▸ **Goal**: Filter the listing below, copying every line in which the word "거래대금" appears.

═══ Dataset content ═══

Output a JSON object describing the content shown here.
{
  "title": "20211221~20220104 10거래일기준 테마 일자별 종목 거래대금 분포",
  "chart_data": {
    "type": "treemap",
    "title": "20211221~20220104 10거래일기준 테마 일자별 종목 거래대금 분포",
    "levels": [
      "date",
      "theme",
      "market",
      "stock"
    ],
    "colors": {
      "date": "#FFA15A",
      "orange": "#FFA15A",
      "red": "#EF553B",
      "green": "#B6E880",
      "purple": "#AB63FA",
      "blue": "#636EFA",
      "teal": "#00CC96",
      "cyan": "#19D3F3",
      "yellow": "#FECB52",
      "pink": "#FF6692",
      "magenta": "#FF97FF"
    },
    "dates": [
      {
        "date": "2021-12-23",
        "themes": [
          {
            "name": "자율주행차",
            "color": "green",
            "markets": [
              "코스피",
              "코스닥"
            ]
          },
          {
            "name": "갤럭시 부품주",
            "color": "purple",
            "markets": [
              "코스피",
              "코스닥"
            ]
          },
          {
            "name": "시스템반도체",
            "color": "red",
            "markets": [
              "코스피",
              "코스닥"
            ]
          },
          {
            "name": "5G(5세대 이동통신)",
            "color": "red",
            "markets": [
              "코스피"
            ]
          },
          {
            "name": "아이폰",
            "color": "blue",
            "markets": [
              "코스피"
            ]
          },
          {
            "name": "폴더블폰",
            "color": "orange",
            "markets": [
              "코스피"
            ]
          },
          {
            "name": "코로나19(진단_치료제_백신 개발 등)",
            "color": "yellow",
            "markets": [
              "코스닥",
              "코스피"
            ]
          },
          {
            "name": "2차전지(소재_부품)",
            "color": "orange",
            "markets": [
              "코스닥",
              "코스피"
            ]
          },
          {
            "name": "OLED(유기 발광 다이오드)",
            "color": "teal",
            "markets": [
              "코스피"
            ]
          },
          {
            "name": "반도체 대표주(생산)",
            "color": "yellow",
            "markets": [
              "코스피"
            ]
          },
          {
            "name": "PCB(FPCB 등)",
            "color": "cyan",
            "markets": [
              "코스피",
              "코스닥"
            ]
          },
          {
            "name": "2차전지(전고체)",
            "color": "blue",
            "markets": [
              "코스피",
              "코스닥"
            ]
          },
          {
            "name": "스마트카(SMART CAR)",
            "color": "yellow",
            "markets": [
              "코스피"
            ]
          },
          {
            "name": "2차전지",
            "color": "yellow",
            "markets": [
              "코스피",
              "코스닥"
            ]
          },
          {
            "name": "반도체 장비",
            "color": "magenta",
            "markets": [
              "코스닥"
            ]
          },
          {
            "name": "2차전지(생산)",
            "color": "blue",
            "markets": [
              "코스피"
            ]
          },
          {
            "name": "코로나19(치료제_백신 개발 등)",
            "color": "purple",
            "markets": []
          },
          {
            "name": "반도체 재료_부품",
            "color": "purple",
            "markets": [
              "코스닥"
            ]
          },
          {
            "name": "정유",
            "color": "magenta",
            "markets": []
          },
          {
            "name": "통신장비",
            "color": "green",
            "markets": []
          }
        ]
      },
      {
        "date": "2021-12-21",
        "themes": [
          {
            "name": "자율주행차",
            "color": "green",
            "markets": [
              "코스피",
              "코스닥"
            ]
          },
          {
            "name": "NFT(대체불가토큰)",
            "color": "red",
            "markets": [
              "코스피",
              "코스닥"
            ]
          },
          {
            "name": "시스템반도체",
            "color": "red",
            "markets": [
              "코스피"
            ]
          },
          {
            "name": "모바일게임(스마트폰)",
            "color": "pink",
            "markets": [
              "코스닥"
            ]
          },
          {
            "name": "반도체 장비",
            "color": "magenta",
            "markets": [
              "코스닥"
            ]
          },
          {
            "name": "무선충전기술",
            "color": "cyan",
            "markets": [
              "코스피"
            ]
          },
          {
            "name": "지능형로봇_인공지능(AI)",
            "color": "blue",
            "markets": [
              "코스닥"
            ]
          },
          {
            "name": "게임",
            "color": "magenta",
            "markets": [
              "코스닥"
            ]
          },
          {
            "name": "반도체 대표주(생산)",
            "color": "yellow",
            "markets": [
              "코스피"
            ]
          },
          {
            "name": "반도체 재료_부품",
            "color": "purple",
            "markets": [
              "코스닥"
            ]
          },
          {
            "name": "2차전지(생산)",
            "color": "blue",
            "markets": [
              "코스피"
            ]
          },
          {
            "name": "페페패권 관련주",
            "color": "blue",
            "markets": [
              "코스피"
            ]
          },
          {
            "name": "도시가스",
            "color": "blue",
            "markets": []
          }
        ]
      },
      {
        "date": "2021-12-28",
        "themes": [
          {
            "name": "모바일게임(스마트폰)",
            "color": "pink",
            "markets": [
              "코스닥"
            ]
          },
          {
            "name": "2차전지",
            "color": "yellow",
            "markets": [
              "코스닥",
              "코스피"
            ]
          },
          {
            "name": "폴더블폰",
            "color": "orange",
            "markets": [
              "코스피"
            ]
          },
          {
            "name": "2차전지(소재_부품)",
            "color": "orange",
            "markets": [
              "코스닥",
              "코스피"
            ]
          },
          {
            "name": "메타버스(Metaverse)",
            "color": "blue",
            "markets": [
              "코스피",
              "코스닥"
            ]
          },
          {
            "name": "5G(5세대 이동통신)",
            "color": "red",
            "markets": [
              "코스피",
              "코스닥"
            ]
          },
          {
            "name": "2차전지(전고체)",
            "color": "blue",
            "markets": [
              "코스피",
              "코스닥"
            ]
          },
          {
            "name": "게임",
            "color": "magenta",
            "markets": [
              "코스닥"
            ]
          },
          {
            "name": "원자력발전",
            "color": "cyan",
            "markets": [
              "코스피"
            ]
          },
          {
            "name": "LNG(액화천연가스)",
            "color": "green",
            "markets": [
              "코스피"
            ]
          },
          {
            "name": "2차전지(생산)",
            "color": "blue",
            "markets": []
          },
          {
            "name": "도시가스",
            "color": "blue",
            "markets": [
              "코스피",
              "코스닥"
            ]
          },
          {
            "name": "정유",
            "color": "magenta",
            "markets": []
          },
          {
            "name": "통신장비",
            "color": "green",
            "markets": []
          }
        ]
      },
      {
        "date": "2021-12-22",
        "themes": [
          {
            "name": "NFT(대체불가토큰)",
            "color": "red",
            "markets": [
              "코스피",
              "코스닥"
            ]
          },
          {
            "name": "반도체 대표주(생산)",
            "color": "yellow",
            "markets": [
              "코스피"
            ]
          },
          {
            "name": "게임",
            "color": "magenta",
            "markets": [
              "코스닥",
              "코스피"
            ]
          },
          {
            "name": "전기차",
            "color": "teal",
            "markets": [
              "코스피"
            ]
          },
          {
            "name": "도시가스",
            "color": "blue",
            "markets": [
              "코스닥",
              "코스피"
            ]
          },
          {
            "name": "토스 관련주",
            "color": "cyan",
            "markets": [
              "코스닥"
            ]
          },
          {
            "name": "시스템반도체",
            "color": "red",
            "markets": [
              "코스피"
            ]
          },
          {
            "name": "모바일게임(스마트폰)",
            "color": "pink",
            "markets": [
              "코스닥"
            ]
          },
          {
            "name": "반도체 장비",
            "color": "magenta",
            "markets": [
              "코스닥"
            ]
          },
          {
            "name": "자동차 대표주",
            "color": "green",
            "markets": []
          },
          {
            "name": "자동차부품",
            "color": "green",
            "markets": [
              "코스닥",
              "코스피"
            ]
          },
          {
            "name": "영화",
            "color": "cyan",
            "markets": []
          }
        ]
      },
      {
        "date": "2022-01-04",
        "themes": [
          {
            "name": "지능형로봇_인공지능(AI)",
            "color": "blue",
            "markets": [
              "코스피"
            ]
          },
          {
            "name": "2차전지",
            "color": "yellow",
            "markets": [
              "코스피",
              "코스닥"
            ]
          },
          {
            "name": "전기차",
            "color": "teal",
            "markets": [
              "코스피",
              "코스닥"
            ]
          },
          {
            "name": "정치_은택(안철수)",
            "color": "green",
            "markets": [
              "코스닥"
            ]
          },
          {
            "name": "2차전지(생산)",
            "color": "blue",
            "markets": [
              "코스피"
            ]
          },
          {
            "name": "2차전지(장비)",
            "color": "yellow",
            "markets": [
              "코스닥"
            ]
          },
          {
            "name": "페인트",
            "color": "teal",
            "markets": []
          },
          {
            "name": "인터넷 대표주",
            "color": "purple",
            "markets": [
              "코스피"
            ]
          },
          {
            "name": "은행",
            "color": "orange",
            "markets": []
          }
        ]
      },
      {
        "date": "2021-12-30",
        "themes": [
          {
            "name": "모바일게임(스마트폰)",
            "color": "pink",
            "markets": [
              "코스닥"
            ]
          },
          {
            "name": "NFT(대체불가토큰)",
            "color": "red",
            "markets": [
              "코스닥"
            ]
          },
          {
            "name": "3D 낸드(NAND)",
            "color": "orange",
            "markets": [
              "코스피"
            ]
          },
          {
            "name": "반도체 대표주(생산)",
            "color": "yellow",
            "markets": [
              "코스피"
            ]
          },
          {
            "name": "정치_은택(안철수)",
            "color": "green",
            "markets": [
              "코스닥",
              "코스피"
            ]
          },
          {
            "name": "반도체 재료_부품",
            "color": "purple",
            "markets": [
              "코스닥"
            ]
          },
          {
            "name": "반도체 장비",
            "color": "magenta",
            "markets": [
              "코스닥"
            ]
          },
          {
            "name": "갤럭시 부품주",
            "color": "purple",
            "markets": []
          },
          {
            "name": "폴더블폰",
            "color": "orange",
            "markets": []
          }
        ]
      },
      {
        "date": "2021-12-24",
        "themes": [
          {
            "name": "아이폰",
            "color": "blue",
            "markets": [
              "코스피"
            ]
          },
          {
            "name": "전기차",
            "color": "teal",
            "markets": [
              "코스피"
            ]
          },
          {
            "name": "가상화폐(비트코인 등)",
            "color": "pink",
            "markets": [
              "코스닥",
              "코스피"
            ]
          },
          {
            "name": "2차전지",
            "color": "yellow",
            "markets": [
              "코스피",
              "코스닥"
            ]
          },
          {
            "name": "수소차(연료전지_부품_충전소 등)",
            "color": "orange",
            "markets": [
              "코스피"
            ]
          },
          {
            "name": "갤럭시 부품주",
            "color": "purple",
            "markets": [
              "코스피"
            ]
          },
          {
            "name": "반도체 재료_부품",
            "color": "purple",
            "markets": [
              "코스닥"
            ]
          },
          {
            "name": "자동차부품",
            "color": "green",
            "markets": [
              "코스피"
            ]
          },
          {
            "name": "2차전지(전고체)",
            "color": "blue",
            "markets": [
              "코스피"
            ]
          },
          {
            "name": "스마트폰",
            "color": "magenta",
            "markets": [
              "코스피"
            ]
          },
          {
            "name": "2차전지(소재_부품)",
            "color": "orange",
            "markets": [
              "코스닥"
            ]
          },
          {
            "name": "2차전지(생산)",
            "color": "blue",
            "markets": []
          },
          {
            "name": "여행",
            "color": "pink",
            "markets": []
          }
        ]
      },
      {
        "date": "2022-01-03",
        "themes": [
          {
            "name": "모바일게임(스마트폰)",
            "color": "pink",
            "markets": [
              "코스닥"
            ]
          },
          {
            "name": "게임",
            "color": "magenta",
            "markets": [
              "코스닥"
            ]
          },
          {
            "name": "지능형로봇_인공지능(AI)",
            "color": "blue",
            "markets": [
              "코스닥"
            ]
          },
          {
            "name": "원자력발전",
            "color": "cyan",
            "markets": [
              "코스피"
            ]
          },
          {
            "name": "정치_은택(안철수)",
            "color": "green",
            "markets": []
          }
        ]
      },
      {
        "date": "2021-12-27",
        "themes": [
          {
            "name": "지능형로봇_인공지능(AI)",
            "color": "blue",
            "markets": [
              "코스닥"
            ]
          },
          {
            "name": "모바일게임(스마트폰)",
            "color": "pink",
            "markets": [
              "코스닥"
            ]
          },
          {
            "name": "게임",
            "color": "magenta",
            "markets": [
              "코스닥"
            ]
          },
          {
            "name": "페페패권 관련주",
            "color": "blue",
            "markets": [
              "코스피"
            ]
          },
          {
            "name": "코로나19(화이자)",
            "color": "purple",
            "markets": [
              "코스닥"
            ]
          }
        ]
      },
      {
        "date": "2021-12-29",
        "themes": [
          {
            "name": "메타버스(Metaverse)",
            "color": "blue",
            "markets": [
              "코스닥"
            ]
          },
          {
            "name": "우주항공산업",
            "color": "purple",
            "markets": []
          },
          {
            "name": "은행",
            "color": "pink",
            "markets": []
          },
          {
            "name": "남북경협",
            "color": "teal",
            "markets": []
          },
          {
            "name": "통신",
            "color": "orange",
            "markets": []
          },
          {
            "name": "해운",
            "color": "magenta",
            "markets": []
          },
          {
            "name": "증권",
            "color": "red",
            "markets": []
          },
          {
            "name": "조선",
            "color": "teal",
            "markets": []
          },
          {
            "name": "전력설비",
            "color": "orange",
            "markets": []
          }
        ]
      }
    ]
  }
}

═══

▸ **Correct response**:
  "title": "20211221~20220104 10거래일기준 테마 일자별 종목 거래대금 분포",
    "title": "20211221~20220104 10거래일기준 테마 일자별 종목 거래대금 분포",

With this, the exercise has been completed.